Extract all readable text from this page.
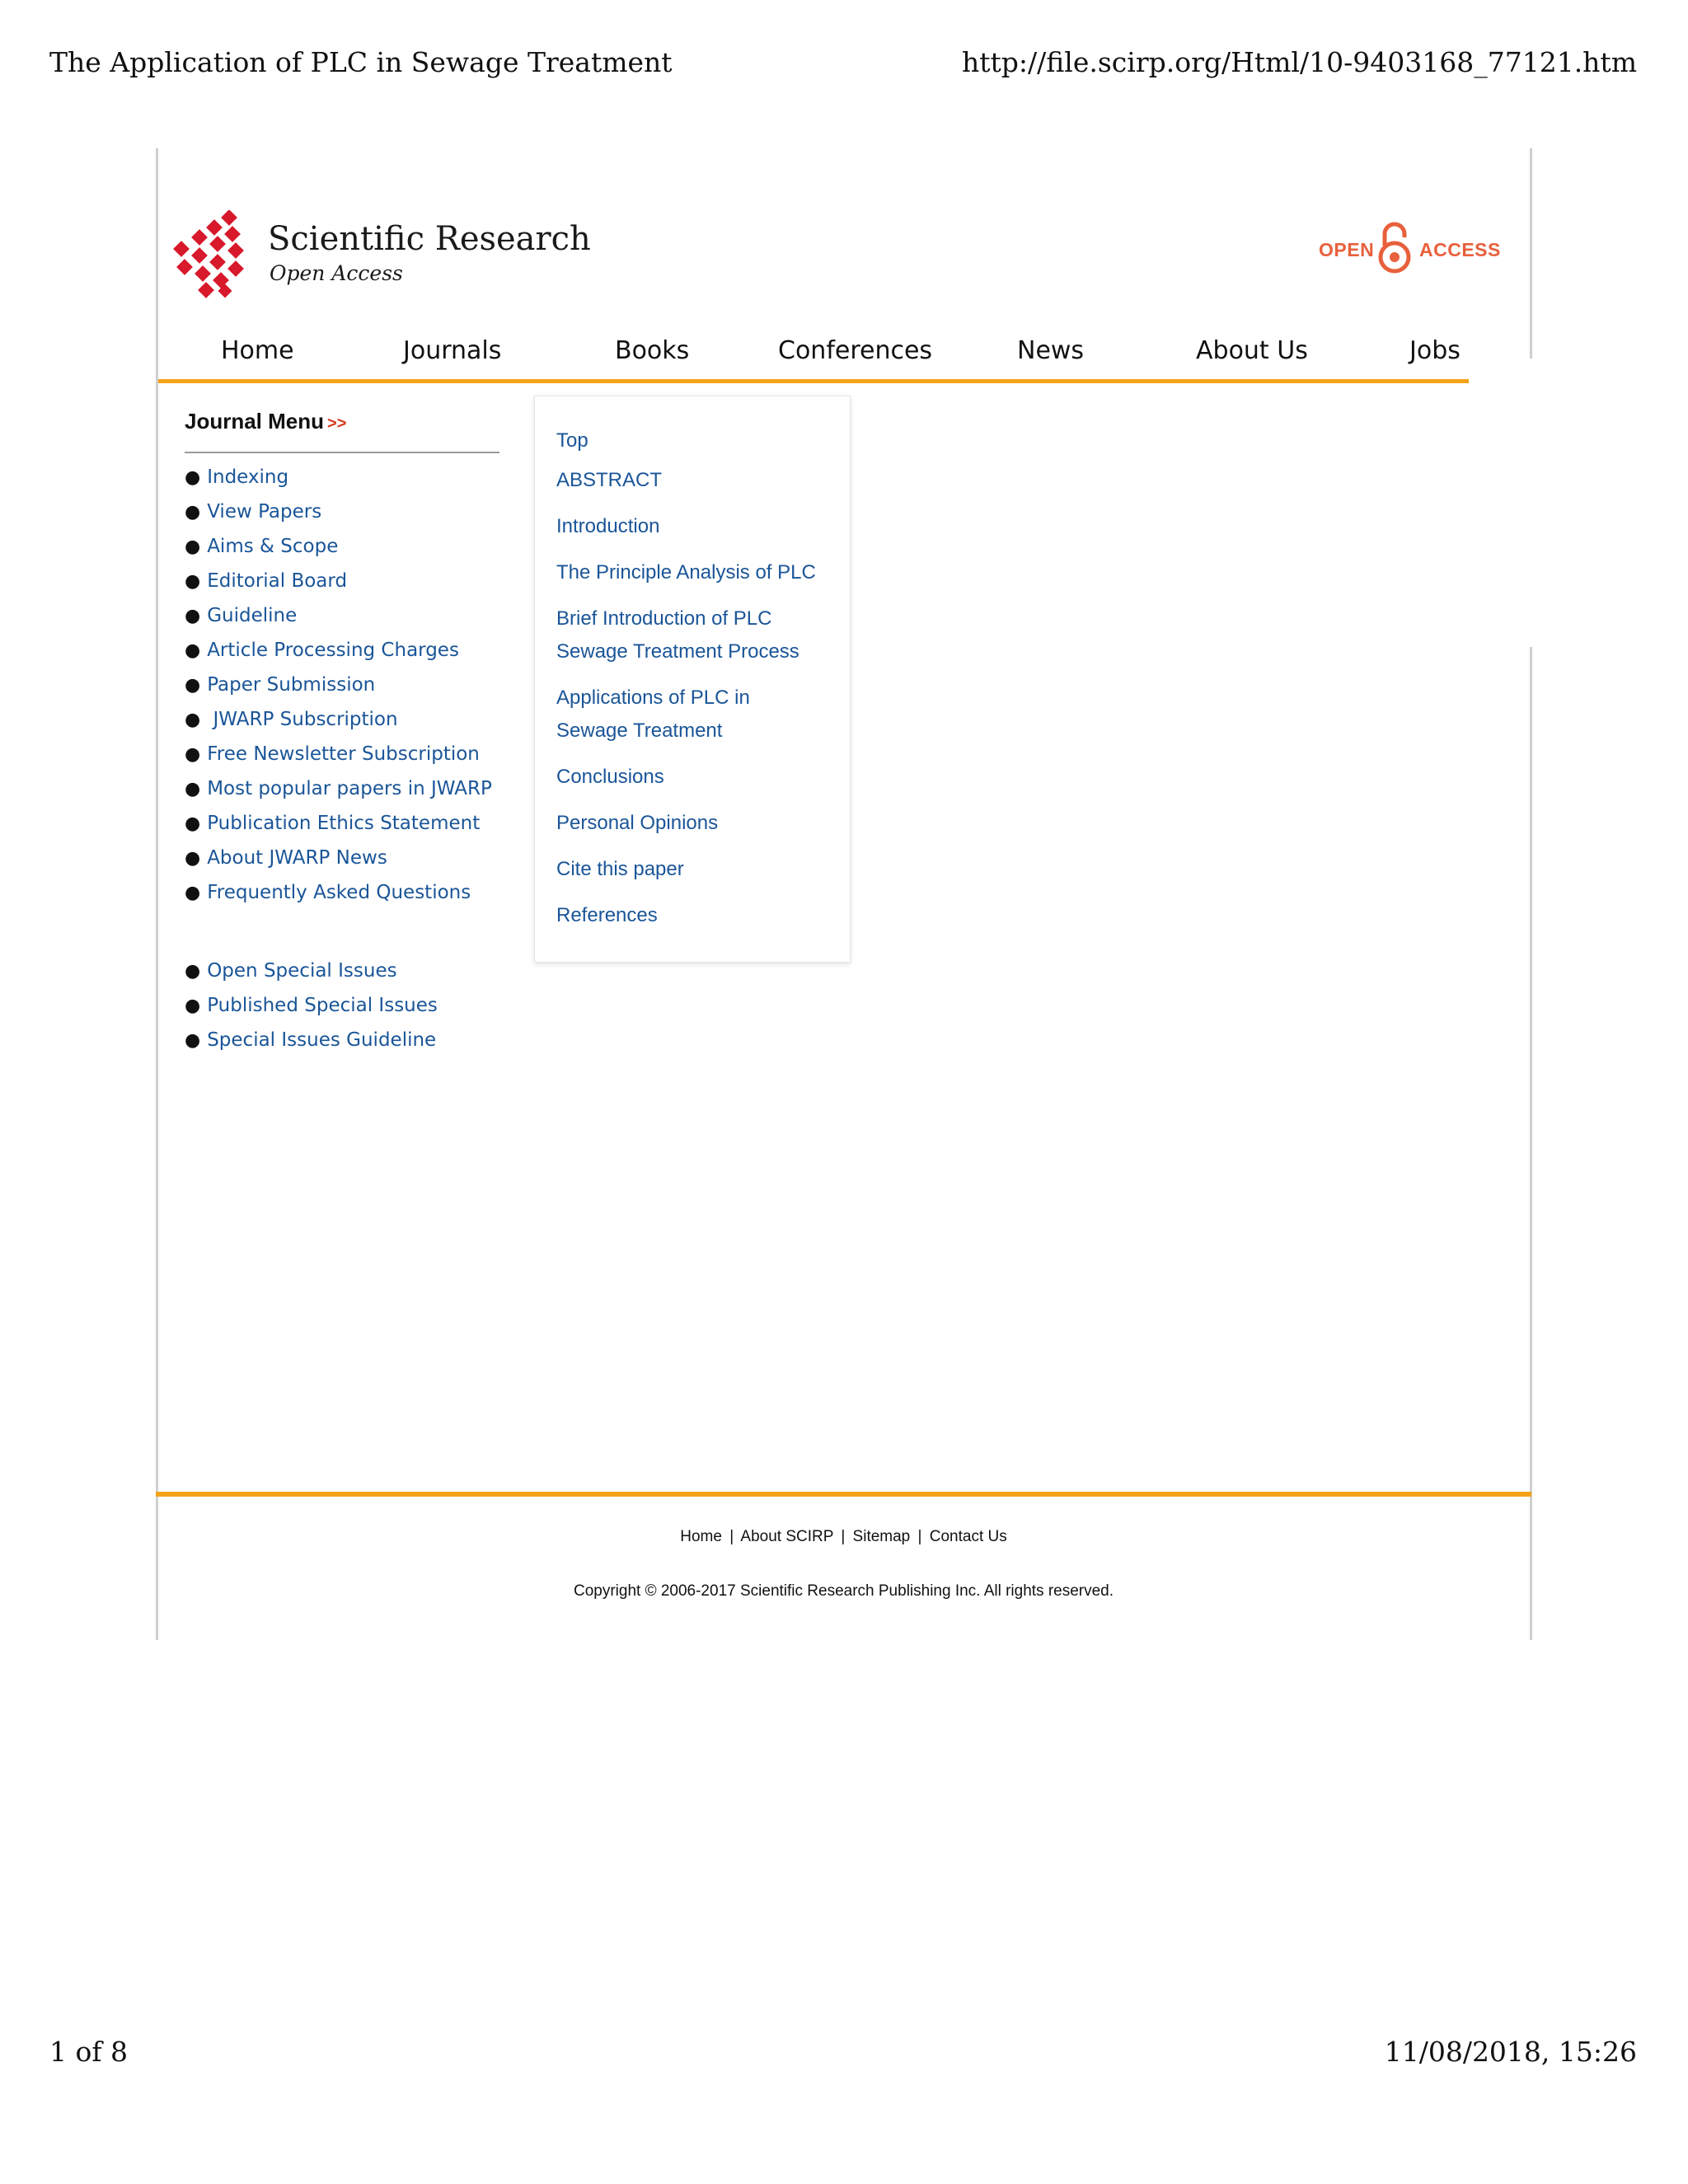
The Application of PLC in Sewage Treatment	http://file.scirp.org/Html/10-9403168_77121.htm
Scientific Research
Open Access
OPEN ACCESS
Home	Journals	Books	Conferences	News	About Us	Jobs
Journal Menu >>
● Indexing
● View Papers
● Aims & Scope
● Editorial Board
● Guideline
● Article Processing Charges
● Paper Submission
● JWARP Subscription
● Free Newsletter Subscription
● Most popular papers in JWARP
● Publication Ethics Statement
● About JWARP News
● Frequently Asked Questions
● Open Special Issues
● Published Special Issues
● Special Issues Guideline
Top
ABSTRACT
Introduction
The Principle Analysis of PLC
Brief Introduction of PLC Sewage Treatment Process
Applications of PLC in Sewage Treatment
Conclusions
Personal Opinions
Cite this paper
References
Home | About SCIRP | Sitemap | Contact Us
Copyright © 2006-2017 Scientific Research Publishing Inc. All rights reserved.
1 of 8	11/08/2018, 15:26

= = = =

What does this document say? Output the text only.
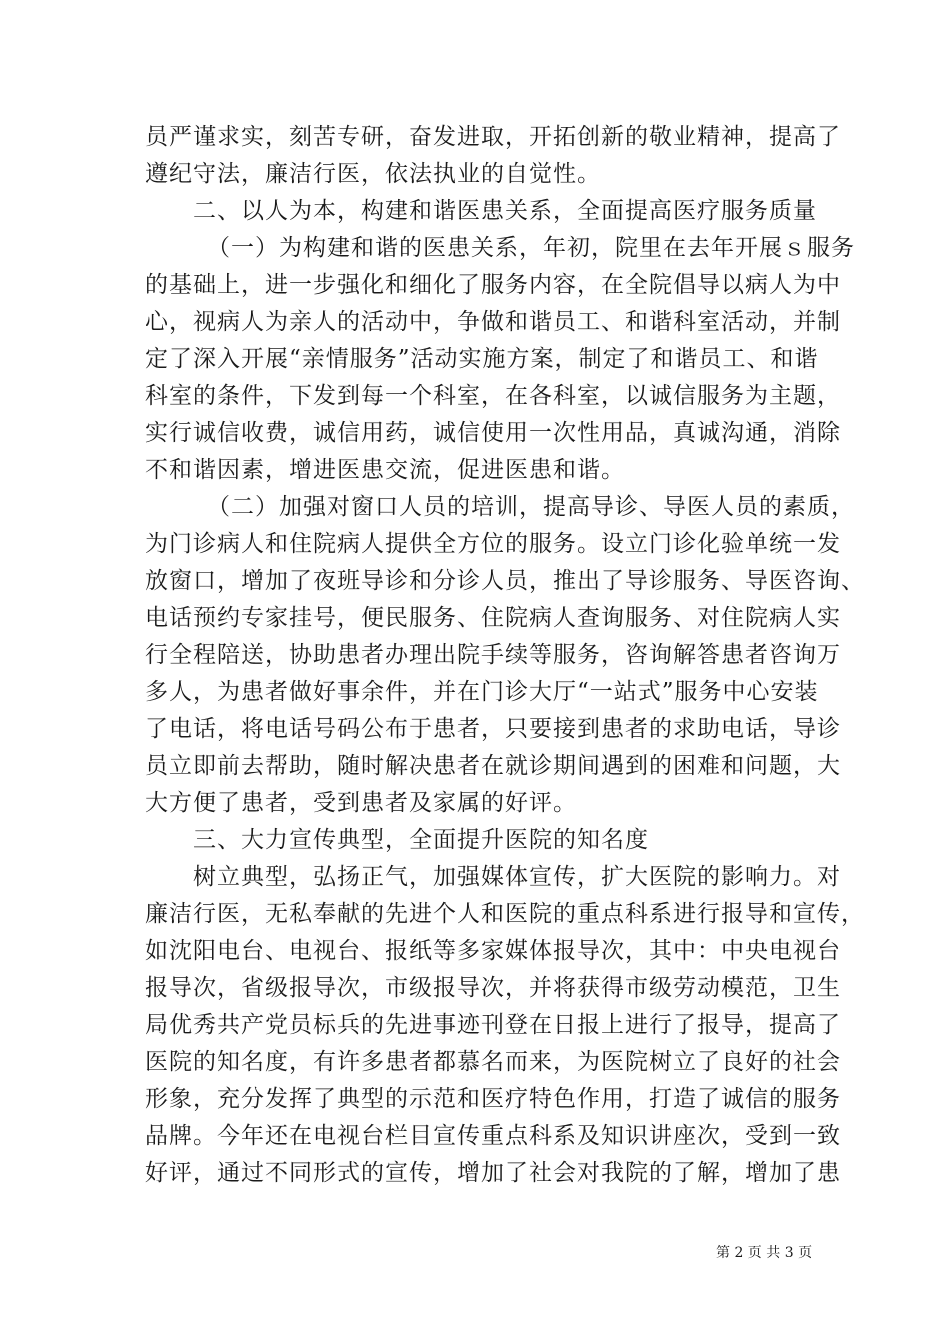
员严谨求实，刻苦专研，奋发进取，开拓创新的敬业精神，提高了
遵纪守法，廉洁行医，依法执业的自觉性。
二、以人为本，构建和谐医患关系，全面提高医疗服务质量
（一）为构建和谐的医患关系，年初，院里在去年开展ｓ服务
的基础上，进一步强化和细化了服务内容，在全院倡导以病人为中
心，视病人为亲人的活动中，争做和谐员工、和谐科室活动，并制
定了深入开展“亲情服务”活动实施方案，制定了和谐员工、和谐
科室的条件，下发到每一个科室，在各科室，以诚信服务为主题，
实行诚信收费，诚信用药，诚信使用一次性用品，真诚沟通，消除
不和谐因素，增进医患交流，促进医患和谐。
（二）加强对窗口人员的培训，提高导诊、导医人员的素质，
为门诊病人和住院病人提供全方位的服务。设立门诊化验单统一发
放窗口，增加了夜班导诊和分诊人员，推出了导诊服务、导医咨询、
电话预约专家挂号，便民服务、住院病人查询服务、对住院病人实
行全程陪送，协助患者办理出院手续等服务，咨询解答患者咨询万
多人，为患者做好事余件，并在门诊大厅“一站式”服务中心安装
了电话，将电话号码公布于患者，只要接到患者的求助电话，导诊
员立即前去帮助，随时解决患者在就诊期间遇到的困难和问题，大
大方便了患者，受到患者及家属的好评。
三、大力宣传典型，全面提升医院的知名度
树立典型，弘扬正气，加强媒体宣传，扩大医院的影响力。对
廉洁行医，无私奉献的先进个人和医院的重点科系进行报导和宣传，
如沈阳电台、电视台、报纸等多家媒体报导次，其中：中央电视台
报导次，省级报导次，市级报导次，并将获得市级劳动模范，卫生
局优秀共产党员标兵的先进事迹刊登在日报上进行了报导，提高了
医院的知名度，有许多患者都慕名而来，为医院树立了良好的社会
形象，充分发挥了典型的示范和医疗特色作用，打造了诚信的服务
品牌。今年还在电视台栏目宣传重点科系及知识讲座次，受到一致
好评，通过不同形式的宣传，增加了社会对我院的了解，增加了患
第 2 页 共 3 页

= = = =

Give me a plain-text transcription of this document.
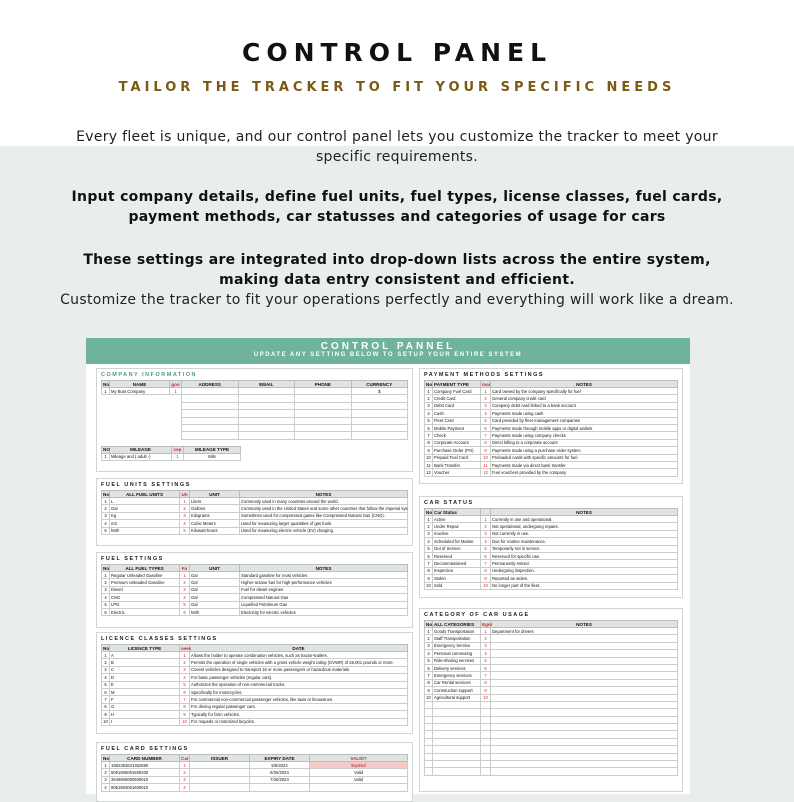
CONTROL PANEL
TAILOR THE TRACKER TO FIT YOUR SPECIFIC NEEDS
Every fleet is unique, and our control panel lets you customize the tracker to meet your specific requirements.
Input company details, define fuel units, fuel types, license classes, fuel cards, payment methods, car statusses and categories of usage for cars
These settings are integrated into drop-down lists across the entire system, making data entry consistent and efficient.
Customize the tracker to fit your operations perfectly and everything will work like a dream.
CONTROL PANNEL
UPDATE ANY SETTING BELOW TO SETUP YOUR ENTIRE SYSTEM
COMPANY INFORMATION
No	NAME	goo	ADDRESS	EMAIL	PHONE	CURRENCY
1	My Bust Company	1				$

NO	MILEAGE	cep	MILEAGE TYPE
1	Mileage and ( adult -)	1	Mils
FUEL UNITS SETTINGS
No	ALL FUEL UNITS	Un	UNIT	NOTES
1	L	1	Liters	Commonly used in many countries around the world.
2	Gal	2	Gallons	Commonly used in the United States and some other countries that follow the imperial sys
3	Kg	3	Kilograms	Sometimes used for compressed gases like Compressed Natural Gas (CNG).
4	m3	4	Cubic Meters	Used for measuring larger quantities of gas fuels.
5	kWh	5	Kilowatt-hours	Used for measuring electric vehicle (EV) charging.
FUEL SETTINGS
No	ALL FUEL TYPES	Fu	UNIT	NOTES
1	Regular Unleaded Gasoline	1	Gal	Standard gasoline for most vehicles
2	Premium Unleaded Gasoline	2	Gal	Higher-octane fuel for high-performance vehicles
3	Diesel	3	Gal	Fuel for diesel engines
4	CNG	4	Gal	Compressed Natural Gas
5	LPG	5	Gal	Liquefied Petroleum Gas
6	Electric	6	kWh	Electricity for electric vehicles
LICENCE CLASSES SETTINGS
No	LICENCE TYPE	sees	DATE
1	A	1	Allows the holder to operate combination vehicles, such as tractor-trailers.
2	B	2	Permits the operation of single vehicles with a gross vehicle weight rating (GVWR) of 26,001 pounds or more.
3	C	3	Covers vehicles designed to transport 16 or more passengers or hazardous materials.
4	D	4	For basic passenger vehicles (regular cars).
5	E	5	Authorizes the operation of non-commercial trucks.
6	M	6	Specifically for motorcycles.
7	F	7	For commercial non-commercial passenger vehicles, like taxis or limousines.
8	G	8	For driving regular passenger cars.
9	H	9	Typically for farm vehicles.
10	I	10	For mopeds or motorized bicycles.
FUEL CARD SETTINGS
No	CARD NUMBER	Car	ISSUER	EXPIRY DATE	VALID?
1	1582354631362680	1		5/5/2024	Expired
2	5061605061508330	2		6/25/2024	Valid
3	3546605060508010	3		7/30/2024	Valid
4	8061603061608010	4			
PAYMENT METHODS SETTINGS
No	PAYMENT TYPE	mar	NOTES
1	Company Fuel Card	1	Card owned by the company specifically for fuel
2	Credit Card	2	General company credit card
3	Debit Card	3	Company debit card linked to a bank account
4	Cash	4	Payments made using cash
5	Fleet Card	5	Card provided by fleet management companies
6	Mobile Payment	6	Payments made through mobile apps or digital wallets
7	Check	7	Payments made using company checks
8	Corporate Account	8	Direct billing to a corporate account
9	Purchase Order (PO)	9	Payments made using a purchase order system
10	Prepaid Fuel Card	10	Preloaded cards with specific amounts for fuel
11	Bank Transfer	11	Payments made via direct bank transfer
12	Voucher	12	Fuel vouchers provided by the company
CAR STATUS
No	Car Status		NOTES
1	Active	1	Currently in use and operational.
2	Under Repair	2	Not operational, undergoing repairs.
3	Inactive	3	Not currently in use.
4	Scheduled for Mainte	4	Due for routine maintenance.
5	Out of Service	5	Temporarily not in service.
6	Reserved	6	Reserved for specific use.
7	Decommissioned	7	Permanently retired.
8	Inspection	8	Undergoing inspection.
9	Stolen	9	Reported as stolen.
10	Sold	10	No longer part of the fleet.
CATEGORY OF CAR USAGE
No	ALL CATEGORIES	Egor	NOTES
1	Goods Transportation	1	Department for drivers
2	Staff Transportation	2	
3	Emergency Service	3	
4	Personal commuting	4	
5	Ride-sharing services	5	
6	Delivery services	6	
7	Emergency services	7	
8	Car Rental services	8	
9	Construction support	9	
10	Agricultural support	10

= = = =

→ EXERCISE DIRECTIONS
Copy every line of the data that holds the string "fleet".

→ ANSWER TO THIS PROBLEM
Every fleet is unique, and our control panel lets you customize the tracker to meet your specific requirements.
5	Fleet Card	5	Card provided by fleet management companies
10	Sold	10	No longer part of the fleet.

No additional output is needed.